- [Records shown]
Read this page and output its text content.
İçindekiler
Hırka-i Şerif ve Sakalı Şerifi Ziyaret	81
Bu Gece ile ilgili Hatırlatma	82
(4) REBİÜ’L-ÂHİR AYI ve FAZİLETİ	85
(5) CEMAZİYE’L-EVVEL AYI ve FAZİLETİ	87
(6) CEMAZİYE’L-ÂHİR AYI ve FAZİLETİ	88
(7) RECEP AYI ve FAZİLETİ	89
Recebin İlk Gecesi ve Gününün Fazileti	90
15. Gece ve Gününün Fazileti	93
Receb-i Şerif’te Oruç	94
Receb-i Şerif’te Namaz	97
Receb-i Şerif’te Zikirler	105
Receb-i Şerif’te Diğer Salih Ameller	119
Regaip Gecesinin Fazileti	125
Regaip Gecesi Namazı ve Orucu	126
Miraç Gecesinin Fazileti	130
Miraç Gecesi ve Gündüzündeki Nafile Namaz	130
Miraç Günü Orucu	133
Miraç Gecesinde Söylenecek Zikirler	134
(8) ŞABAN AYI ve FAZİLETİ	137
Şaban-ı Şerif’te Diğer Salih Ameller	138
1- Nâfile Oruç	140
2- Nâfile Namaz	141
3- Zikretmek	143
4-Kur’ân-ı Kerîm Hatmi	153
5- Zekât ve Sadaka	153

- [The problem] Return each line of the listing that holds the string "Oruç".

- [Solution to this exercise]
Receb-i Şerif’te Oruç	94
1- Nâfile Oruç	140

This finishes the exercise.